Search the entries for the word "inflammatoire" and pull out each line that has it.
Start of DATA EXTRACT
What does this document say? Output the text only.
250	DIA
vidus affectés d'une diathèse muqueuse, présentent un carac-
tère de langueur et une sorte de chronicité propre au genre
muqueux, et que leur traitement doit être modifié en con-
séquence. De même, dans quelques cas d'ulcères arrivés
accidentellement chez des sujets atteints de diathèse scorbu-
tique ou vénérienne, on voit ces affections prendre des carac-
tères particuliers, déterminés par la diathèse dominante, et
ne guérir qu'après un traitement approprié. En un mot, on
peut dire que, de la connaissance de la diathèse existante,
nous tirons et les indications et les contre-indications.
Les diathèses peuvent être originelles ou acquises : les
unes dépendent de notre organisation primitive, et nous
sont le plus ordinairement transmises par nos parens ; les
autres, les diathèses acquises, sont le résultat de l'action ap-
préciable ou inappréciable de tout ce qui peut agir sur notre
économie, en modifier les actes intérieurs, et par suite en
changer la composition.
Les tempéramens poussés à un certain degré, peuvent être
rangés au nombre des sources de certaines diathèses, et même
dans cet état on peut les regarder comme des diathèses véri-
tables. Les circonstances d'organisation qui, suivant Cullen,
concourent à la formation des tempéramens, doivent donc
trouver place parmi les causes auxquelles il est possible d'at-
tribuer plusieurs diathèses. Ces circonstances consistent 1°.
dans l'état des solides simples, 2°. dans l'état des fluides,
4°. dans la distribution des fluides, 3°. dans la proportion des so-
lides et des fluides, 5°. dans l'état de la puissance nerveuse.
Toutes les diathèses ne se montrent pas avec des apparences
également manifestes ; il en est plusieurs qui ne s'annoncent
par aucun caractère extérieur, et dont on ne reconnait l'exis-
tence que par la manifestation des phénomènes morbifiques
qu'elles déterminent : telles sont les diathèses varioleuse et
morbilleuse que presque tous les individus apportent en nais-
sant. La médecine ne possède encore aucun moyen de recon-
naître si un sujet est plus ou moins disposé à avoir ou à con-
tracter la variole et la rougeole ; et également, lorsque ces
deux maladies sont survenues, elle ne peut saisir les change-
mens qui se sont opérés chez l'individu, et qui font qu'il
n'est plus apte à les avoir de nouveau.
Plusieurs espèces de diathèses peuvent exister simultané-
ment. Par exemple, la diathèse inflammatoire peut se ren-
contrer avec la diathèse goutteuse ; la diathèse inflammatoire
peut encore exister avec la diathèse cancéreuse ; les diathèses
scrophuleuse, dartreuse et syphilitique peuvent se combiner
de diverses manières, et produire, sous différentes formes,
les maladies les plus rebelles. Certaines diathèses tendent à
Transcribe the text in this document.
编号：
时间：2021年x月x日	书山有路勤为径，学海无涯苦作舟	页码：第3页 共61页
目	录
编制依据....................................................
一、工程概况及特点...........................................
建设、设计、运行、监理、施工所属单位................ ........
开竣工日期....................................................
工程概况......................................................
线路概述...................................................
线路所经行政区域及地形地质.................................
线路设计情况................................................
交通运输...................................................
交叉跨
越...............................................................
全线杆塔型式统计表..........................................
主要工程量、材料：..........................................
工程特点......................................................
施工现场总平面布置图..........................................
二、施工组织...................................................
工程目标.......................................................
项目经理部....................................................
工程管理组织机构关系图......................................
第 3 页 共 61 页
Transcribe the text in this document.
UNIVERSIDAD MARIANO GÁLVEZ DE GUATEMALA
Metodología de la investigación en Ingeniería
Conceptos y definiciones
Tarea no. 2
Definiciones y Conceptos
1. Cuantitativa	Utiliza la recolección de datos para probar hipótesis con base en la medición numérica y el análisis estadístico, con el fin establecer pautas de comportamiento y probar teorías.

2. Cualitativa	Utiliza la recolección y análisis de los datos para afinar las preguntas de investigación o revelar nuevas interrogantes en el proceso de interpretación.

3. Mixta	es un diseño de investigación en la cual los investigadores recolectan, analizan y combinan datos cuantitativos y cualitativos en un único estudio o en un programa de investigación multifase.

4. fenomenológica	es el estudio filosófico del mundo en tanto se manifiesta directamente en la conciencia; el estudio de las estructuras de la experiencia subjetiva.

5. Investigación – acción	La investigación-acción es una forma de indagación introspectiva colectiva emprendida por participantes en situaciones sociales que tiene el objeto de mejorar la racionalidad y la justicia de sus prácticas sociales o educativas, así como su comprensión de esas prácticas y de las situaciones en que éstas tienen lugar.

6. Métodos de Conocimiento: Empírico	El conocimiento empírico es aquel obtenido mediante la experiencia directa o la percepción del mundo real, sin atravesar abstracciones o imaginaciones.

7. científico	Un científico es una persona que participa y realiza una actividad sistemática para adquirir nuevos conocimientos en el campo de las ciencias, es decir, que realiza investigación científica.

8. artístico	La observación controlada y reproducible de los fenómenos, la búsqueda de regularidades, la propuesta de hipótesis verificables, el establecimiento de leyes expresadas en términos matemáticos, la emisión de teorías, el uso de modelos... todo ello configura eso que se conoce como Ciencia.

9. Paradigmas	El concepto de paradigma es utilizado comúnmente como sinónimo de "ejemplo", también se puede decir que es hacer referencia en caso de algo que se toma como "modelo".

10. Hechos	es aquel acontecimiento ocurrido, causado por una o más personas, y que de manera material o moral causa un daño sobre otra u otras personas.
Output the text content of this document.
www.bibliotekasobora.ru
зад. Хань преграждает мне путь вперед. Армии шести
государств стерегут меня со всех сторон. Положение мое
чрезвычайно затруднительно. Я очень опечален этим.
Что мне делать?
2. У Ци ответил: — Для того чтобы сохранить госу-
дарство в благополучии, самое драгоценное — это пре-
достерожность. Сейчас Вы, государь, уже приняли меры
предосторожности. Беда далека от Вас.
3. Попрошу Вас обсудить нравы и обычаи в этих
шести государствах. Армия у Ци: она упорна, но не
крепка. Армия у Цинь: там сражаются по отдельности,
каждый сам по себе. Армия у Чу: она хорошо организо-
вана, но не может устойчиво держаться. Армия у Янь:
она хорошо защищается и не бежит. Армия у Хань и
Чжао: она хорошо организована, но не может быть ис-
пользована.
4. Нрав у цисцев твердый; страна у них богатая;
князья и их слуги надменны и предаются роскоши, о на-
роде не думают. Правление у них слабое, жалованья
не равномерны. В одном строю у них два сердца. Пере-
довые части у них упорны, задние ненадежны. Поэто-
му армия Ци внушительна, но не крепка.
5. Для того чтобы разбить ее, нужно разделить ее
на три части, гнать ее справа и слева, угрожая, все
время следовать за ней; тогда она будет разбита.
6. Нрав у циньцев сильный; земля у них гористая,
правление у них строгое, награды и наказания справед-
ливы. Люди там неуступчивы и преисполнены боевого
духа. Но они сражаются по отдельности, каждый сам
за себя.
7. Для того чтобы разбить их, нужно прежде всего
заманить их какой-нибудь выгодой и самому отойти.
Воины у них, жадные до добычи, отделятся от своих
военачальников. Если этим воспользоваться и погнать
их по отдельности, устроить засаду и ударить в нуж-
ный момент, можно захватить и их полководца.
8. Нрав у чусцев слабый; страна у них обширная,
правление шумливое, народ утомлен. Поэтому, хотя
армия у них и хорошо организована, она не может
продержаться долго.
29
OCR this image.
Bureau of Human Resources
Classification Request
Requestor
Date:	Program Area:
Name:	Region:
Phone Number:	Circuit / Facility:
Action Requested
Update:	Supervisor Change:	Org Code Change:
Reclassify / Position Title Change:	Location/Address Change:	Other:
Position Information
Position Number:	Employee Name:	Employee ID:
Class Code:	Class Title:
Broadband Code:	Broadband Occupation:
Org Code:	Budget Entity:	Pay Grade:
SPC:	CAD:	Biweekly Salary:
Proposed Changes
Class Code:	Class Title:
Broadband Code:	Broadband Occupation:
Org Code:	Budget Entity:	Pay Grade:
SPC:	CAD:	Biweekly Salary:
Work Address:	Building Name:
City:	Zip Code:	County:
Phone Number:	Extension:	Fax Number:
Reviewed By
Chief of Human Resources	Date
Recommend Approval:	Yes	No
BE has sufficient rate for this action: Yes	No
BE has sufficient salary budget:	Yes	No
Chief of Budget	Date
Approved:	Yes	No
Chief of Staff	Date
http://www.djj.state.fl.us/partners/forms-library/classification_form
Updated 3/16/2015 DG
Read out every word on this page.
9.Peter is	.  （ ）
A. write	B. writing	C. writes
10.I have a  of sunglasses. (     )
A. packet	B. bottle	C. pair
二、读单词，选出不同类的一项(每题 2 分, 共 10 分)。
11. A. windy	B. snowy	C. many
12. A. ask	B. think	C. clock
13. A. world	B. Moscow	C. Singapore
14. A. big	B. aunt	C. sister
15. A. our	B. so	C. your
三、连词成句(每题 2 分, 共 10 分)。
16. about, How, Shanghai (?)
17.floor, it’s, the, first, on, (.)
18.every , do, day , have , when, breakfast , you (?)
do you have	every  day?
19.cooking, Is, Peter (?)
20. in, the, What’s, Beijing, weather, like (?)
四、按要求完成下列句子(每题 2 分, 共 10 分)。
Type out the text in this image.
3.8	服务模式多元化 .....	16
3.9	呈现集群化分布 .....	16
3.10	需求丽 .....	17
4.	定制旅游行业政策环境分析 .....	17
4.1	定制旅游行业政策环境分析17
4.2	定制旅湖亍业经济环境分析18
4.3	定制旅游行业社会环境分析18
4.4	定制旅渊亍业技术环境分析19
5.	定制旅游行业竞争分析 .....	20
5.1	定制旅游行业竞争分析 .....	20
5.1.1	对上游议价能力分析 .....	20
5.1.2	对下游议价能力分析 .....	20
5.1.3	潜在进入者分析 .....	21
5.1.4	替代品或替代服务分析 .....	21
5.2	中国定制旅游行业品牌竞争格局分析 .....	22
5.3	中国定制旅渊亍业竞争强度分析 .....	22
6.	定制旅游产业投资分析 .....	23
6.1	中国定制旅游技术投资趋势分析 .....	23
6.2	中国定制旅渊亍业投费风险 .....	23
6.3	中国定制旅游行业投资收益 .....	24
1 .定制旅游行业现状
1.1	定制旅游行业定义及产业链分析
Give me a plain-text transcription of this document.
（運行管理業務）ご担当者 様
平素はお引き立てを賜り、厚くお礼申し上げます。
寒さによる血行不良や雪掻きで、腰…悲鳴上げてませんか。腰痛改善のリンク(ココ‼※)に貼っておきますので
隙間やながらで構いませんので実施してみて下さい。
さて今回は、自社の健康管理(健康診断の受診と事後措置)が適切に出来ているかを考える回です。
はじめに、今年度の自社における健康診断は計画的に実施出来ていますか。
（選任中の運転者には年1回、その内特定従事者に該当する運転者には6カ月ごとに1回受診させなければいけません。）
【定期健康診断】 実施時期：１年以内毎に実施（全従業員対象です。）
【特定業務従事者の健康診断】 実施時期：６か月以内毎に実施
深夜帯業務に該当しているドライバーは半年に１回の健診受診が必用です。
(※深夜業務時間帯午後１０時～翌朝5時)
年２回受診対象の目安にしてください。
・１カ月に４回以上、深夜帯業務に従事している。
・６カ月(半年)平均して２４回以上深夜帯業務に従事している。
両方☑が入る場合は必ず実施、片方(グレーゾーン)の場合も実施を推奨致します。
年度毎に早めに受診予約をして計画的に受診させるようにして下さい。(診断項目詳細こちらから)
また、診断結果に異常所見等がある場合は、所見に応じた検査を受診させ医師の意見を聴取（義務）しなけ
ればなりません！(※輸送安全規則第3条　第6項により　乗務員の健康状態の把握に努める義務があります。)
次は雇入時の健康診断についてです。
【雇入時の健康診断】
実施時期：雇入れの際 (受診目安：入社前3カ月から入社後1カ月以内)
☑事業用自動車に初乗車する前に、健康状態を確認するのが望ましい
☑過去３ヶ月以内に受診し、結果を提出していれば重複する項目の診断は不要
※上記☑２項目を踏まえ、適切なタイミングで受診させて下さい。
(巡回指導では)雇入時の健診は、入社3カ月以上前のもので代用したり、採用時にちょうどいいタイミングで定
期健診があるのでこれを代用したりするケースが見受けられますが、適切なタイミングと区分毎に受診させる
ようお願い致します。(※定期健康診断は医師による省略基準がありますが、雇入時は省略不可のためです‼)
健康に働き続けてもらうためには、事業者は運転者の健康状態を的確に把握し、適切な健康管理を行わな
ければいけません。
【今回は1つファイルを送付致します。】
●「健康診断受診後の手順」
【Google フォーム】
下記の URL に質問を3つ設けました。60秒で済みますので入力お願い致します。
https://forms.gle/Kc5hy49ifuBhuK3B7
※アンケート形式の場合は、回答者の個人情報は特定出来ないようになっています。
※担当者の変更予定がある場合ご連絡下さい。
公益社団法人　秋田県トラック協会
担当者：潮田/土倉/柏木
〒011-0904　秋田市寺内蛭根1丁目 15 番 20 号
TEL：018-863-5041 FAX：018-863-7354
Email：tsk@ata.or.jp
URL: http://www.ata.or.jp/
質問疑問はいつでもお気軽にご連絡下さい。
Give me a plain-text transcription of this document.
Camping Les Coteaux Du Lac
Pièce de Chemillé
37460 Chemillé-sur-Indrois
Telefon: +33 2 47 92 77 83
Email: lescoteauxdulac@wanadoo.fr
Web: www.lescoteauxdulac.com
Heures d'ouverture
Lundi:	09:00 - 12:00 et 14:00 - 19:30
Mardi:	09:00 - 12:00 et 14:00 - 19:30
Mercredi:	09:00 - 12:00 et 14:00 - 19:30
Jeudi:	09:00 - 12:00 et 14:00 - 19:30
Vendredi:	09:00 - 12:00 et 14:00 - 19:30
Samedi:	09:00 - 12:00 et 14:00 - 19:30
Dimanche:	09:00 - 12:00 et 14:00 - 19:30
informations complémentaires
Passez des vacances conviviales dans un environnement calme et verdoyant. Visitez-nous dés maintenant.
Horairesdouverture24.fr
End of DATA EXTRACT
▸ **RESULT**
ment. Par exemple, la diathèse inflammatoire peut se ren-
contrer avec la diathèse goutteuse ; la diathèse inflammatoire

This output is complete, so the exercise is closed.